* _PROBLEM STATEMENT_: In every entry, replace "screenshot" with "screen capture" and reproduce all other lines unchanged. Omit the pictures from your output.

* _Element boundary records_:
::::::::::

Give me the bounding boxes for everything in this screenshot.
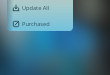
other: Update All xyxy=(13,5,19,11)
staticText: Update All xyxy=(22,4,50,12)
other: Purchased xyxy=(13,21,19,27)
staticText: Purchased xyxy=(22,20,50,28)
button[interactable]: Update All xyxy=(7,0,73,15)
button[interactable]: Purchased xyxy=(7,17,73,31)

::::::::::

* _FINAL RESULT_:
Give me the bounding boxes for everything in this screen capture.
other: Update All xyxy=(13,5,19,11)
staticText: Update All xyxy=(22,4,50,12)
other: Purchased xyxy=(13,21,19,27)
staticText: Purchased xyxy=(22,20,50,28)
button[interactable]: Update All xyxy=(7,0,73,15)
button[interactable]: Purchased xyxy=(7,17,73,31)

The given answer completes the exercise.